- Excerpted data:
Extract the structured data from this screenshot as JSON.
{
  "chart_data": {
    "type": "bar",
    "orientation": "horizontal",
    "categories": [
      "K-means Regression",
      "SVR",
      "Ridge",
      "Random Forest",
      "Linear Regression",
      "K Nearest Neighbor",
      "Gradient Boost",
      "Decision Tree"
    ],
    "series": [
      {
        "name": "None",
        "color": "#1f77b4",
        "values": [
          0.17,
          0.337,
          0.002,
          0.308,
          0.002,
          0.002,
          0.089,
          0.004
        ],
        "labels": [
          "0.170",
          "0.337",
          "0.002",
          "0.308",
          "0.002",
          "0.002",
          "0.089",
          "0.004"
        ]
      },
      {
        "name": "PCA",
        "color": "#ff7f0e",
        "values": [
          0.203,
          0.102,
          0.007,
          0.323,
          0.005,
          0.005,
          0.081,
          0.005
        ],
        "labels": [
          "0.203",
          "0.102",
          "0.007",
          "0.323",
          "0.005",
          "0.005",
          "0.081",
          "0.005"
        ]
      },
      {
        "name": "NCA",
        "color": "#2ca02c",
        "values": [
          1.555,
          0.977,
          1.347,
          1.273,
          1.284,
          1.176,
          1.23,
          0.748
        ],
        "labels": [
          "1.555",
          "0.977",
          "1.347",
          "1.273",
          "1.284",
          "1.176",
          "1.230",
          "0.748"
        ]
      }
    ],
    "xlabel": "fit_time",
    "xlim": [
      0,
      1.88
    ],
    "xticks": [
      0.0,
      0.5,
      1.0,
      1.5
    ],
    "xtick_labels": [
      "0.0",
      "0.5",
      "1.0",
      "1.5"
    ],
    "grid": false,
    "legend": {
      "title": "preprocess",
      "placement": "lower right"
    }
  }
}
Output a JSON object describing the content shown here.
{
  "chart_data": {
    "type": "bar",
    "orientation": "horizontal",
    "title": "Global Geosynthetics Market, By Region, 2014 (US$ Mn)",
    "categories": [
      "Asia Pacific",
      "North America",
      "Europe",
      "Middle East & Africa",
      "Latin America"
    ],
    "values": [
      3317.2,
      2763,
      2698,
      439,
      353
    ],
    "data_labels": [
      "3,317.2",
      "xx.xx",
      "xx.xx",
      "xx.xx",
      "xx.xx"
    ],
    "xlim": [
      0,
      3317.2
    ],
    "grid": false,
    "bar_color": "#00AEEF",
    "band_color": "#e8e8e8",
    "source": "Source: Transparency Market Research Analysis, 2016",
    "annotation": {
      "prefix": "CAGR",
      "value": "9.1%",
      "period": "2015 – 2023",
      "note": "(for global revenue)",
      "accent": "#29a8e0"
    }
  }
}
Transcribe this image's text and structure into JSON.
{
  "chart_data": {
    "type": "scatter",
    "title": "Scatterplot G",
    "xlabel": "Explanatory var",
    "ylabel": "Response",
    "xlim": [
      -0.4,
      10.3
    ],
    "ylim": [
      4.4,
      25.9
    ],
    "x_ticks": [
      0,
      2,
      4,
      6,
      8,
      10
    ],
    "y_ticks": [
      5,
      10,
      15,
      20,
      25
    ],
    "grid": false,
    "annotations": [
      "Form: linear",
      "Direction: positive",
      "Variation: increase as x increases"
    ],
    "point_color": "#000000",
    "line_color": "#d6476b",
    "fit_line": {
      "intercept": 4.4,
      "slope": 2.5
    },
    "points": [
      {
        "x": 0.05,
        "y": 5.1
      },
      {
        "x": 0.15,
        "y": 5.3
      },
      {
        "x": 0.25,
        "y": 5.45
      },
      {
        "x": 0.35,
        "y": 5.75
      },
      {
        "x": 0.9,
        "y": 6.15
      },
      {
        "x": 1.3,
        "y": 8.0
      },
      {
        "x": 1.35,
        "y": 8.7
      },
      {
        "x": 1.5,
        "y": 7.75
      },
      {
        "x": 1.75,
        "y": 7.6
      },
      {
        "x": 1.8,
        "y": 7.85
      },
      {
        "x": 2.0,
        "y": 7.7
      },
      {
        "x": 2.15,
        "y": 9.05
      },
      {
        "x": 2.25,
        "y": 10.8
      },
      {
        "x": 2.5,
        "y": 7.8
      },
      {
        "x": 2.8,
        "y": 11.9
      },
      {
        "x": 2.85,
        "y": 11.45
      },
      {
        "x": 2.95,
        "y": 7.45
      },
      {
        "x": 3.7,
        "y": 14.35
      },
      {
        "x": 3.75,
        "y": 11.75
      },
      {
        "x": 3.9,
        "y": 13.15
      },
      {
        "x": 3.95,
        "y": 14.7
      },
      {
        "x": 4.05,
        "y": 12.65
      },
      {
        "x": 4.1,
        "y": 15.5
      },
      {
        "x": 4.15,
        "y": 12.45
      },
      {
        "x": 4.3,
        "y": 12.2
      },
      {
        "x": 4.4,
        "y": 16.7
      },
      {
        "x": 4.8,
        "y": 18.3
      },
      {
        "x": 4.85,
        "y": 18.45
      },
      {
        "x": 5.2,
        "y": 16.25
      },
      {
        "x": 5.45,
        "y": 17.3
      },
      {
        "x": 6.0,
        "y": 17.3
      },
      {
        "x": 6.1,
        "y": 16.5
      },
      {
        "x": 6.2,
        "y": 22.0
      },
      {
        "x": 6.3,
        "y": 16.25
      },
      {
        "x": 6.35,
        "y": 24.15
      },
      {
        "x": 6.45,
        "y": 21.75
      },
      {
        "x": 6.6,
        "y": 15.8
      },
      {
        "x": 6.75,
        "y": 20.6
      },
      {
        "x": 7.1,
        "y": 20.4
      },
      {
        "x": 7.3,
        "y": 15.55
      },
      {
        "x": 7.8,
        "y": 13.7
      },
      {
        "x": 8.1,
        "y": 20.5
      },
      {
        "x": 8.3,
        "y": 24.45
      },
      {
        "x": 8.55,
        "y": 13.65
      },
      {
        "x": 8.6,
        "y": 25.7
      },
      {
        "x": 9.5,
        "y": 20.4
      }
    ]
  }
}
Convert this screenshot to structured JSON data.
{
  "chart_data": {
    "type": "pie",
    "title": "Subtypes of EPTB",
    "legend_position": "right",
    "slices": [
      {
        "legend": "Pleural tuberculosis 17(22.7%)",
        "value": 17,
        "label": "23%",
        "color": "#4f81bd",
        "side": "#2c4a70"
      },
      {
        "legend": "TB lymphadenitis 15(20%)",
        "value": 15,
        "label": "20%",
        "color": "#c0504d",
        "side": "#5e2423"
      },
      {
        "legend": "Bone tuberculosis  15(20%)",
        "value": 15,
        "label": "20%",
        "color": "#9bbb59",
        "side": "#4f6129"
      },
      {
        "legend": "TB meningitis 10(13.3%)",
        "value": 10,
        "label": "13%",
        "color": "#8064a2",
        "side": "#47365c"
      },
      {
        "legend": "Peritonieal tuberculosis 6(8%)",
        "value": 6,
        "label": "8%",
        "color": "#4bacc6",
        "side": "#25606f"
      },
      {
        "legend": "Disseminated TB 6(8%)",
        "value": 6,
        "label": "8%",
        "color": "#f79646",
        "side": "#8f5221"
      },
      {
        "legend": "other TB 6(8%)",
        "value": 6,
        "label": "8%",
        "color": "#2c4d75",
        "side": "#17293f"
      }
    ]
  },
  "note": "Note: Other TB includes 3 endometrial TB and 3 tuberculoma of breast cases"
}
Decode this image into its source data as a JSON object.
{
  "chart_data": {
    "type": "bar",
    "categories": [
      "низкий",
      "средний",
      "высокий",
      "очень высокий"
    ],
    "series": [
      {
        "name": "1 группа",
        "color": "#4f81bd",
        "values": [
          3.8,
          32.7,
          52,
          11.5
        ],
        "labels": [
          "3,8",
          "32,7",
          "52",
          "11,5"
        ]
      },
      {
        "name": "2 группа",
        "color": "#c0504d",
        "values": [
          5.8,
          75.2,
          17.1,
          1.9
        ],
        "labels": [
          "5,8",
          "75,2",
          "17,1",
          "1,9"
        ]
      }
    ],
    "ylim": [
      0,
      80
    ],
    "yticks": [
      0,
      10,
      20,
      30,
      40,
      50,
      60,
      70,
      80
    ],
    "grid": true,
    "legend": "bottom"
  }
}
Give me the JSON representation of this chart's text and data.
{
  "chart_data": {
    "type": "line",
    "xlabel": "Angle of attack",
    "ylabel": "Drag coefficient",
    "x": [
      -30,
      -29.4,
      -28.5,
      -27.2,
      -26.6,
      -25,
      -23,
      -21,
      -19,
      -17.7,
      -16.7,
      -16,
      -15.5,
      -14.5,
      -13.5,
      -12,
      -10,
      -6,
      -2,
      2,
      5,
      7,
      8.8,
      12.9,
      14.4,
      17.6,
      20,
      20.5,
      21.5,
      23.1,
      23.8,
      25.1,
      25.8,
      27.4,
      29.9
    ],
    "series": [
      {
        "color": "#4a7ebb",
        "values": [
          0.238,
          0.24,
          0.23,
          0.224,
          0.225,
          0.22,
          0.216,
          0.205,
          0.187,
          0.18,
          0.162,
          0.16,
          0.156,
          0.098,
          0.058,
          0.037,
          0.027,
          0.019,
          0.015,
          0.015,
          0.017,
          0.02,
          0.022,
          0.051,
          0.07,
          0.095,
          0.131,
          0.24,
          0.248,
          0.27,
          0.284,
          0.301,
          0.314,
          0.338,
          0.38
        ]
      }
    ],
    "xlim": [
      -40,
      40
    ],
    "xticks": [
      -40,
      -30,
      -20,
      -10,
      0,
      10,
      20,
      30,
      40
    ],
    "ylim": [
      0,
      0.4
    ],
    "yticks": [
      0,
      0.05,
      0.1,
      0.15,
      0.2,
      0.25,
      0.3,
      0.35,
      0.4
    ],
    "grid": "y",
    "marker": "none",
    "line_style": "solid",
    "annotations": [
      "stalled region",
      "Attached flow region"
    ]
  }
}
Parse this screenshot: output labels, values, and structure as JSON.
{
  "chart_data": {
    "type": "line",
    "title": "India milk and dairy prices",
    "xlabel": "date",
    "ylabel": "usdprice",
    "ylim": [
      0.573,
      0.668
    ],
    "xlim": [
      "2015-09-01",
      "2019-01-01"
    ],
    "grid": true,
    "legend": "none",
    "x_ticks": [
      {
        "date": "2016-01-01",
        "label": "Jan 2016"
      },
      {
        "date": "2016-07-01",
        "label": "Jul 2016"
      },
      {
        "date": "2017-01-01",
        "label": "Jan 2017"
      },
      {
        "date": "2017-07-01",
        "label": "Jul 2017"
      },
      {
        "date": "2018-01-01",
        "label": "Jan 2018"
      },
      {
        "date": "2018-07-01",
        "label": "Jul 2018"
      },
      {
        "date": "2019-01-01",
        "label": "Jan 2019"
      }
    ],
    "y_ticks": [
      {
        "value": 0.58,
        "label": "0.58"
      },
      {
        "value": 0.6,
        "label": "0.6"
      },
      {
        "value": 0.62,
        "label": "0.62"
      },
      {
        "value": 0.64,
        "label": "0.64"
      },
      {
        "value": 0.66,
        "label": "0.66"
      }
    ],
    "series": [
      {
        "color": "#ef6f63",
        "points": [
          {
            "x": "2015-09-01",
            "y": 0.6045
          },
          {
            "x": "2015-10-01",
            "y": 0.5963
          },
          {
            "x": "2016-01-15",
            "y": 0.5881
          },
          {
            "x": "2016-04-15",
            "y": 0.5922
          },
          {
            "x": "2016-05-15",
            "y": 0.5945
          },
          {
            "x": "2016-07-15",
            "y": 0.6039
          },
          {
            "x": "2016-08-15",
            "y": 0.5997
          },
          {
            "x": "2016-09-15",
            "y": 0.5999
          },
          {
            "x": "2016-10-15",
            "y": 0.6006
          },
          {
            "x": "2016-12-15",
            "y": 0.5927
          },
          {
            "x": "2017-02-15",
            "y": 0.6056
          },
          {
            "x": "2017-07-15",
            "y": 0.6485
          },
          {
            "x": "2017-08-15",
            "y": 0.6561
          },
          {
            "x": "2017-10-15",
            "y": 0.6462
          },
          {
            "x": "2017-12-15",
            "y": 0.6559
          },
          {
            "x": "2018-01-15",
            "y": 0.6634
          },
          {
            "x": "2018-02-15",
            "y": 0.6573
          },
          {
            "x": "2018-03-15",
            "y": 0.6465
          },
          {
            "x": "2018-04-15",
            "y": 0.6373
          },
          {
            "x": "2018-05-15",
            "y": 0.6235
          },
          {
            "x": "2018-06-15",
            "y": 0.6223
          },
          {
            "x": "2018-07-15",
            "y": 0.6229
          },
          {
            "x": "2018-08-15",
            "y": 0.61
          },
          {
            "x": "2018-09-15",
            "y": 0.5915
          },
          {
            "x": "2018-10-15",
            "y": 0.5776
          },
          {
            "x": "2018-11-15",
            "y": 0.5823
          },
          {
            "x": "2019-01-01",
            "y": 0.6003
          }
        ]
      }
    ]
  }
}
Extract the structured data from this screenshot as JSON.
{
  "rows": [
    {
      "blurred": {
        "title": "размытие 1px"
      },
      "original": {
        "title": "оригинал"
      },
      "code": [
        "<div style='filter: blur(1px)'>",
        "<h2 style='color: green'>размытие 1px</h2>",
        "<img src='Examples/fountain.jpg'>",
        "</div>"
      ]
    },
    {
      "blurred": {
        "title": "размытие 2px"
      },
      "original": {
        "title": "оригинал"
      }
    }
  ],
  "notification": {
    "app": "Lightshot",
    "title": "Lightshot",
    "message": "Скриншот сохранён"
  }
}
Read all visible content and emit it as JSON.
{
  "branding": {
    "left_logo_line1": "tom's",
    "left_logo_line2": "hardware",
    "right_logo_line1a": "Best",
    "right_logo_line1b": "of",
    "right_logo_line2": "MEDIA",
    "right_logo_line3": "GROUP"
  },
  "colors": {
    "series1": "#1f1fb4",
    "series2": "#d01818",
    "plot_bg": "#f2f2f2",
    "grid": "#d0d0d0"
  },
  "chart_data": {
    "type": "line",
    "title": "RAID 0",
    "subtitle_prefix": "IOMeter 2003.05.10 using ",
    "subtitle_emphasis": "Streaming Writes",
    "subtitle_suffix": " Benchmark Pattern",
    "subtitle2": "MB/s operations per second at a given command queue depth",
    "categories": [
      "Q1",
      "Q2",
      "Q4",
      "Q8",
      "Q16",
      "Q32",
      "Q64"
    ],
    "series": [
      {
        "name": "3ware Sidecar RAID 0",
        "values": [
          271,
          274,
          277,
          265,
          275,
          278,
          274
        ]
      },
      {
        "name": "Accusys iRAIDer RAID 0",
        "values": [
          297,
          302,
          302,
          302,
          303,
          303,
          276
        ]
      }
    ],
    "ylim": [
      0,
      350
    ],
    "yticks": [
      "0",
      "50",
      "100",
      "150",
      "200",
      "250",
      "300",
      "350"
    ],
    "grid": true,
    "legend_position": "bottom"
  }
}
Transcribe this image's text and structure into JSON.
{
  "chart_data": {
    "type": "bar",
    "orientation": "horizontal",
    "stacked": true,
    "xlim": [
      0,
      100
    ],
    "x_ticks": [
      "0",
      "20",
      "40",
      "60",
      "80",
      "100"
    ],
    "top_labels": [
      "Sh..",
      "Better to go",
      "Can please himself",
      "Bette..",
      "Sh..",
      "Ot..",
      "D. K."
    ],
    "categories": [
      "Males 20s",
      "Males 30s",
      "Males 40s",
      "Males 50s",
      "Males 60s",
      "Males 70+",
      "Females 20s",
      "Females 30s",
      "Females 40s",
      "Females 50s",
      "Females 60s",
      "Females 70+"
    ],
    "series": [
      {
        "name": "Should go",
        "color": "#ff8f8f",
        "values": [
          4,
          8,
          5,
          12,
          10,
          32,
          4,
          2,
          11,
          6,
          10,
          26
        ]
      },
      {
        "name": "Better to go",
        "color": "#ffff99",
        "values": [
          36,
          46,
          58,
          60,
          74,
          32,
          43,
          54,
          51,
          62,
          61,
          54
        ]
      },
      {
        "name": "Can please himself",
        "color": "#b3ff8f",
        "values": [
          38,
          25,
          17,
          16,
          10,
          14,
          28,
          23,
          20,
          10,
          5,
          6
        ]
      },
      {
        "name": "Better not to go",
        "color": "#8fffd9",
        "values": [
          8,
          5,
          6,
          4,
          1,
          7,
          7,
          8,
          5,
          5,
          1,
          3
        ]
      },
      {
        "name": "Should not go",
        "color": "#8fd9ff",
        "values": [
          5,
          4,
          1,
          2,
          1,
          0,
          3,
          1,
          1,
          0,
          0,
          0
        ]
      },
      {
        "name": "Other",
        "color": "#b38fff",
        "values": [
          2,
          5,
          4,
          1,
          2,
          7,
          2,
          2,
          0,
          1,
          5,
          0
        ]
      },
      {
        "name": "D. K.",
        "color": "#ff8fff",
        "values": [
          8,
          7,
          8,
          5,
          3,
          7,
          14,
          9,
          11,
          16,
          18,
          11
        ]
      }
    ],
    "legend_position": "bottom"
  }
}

- Exercise task: Give only the number of lines in the entries above that hold the string "tuberculosis".

- Written answer: 3